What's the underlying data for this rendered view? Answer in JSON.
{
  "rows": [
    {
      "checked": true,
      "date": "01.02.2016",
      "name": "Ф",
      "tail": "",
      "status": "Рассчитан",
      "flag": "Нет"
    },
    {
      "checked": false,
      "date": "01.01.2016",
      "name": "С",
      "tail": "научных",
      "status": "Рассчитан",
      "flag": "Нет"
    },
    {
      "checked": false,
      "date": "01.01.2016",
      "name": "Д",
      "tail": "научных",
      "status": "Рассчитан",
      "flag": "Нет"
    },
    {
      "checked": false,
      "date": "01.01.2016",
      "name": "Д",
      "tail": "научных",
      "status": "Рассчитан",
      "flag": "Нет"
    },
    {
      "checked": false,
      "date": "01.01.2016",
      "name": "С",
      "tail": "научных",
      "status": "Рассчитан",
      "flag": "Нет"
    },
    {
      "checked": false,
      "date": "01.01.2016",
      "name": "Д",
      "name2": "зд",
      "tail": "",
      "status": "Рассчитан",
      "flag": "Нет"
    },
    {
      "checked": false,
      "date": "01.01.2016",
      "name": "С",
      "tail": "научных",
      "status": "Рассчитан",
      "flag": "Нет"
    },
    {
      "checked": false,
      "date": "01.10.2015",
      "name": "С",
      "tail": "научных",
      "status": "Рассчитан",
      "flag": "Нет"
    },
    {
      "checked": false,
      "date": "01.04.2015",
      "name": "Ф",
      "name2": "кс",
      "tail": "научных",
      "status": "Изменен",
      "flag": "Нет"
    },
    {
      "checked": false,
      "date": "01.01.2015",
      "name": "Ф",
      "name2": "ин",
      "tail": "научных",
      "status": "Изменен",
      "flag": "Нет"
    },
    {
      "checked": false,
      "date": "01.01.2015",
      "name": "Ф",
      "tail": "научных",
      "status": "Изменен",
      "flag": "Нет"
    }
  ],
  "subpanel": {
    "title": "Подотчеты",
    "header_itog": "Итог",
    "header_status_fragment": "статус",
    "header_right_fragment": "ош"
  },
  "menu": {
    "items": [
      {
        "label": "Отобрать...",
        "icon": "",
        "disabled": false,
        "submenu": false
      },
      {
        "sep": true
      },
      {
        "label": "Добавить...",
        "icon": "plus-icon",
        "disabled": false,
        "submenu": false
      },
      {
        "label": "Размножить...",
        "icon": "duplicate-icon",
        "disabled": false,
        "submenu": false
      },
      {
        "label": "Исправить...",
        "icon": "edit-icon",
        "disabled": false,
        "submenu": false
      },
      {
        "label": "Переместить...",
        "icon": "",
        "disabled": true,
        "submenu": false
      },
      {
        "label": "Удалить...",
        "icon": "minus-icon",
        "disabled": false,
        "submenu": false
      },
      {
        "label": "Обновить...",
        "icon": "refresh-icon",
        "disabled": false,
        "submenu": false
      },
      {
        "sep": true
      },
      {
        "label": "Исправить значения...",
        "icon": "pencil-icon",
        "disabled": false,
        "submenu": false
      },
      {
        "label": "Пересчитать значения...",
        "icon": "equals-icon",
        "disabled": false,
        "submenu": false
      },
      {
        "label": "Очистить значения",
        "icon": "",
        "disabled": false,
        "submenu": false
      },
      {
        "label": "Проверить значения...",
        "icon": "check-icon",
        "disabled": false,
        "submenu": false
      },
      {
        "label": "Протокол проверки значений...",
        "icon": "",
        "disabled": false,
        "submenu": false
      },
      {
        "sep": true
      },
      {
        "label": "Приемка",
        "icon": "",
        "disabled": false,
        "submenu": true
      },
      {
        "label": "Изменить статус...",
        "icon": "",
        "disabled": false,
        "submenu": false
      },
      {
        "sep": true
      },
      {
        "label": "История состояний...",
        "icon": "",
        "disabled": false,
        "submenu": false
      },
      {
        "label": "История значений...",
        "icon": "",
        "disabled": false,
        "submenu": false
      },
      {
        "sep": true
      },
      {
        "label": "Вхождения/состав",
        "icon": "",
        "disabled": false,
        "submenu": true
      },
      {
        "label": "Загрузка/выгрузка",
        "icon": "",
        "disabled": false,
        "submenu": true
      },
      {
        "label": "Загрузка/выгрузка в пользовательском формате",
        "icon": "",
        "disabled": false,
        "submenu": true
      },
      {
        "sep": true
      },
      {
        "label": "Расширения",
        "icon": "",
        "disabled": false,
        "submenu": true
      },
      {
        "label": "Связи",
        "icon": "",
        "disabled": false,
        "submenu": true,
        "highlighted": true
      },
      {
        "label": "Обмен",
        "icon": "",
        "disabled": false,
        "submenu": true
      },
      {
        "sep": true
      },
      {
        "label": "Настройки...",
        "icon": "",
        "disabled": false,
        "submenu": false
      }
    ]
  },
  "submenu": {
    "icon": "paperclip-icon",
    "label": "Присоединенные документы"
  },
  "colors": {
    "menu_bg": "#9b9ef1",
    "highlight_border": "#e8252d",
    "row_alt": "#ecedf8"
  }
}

^^^^^^^^

Which lines hold the word "История"? Show each one.

        "label": "История состояний...",
        "label": "История значений...",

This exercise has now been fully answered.